-------- Trecho do texto

Ironia: a Suíça, como a Noruega e a Espanha, é um dos poucos países europeus a cobrar imposto sobre fortuna. Mas, além da estabilidade e da atmosfera parecida com a da Noruega, alguns cantões oferecem vantagens fiscais às pessoas que residem no país, mantendo a atividade profissional no exterior. Os impostos são baseados no padrão de vida e cobrados sobre gastos particulares.
Taxar fortunas é uma das bandeiras da esquerda desde que desistiu, de modo geral, de socializar os meios de produção. Embora demagógica, não é uma bandeira impopular: pela natureza humana, qualquer um que não seja muito rico tende a se incomodar com quantidades fabulosas de dinheiro que os empreendedores bem sucedidos — ou herdeiros confortáveis — conseguem criar.
Até 1990, doze países da OCDE taxavam fortunas, lembra o Telegraph. A expansão da globalização inverteu a tendência. Diante das facilidades para transferir negócios num mundo com fronteiras mais abertas, aumentou o risco de migração dos muito ricos.
A França, onde até pessoas razoavelmente esclarecidas continuam a achar que o jeito de equilibrar as contas públicas e manter a aposentadoria aos 62 anos é “taxar os ricos”, só acabou com esse imposto em 2017. Segundo uma empresa especializada no tema, 60 mil milionários franceses foram para outras bandas entre os anos 2000 e 2016. Isso sem retroceder ao desastroso programa de François Mitterrand, nos anos oitenta, quando a polícia revistava porta-malas de franceses que fugiam para a Suíça, assustados com a taxação jacobina. Deu tão errado que Mitterrand, o presidente socialista, teve que reverter tudo.
O imposto sobre fortuna, por motivos óbvios, acaba provocando o efeito oposto ao desejado: as contribuições são uma gota d’água no mar de necessidades dos estados modernos e acabam espantando muitos dos que poderiam justamente criar as riquezas que beneficiariam todo o país.
Nem é preciso ver o exemplo da Argentina. Mas vamos entrar no assunto assim mesmo. Em 2020, o governo do presidente Alberto Fernández, cedeu, como sempre, à pressão do primeiro filho, Máximo Kirchner, e criou a cinicamente chamada Contribuição Solidária e Extraordinária para “ajudar a abrandar os efeitos da pandemia”.
Cobrado uma vez só, o imposto foi pago por cerca de 10 mil argentinos das faixas mais altas de patrimônio. Produziu 247 bilhões de pesos — dá angústia quanto valeriam hoje, diante das desvalorizações constantes —e nenhum efeito. O país está lamentavelmente mais pobre, com 39,2% dos argentinos hoje incluídos na categoria — 18,6 milhões de pessoas, das quais 8,1% indigentes.

----------------
-------- Material fornecido

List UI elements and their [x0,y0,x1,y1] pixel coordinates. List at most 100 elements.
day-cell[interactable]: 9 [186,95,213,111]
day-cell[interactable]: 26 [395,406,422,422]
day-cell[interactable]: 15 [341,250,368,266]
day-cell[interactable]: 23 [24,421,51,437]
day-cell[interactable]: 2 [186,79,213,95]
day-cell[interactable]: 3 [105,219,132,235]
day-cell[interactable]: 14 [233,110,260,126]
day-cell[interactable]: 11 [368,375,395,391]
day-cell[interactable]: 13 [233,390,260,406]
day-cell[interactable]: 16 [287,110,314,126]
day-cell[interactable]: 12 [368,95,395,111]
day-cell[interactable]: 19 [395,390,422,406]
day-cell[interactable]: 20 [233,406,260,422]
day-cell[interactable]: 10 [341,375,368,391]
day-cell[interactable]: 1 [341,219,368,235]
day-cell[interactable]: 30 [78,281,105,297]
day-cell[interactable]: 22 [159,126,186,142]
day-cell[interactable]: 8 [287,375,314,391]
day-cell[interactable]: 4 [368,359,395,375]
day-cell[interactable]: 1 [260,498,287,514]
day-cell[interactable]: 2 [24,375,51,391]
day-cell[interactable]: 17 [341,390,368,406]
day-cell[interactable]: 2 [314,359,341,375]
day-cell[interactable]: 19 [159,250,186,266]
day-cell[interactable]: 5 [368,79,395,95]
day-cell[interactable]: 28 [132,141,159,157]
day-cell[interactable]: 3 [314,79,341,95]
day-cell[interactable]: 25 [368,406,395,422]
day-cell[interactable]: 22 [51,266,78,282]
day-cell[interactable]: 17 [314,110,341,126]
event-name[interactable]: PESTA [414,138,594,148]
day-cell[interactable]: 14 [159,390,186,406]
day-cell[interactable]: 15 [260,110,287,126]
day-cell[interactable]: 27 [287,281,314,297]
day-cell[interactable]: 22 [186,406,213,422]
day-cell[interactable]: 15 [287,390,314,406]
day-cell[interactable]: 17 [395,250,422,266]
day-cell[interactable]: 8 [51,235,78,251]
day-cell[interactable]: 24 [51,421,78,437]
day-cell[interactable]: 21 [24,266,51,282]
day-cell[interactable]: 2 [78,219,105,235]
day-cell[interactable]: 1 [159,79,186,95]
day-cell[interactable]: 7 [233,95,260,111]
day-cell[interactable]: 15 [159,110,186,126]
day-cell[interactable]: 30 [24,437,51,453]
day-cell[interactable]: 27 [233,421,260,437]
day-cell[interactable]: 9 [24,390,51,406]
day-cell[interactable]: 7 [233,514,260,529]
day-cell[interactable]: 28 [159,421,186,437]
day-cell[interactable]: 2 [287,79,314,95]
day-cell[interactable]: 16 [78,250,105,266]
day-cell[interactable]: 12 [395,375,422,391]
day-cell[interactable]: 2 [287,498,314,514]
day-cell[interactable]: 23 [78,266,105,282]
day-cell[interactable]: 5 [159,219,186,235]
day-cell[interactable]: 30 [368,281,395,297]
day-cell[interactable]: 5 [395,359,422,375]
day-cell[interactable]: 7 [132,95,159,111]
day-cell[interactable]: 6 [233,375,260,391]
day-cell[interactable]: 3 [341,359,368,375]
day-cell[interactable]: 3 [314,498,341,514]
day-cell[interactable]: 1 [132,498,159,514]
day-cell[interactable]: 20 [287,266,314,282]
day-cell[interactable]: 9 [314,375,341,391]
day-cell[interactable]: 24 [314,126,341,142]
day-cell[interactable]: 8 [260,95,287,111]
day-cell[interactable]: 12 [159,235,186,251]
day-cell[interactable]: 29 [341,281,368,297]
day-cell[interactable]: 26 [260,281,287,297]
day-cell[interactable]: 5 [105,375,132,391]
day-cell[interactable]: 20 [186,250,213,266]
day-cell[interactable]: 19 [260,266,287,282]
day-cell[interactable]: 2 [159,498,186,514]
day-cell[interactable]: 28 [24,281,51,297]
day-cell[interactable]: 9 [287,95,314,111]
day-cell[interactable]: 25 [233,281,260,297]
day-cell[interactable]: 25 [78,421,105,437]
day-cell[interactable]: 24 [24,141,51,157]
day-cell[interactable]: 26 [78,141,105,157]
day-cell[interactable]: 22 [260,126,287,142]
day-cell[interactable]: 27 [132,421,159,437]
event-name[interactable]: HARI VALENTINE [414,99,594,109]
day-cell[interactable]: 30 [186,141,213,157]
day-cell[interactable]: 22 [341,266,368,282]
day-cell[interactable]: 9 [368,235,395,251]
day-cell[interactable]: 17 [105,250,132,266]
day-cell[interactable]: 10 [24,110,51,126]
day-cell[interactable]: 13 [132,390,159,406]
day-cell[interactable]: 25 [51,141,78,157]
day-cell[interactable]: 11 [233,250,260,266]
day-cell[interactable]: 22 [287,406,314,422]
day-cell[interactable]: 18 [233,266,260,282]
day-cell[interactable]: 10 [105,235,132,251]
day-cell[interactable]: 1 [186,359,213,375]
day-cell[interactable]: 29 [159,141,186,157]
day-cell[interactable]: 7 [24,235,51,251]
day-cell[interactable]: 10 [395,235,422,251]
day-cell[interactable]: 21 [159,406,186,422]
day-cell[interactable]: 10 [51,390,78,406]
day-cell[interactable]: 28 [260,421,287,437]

----------------

- Requisitos da tarefa -
Devolva, por favor, a parte do trecho sobre o imposto sobre fortuna que vai de "A França, onde" até "que reverter tudo.", inclusive, copiada sem nenhuma alteração.

- Campo de resposta -
A França, onde até pessoas razoavelmente esclarecidas continuam a achar que o jeito de equilibrar as contas públicas e manter a aposentadoria aos 62 anos é “taxar os ricos”, só acabou com esse imposto em 2017. Segundo uma empresa especializada no tema, 60 mil milionários franceses foram para outras bandas entre os anos 2000 e 2016. Isso sem retroceder ao desastroso programa de François Mitterrand, nos anos oitenta, quando a polícia revistava porta-malas de franceses que fugiam para a Suíça, assustados com a taxação jacobina. Deu tão errado que Mitterrand, o presidente socialista, teve que reverter tudo.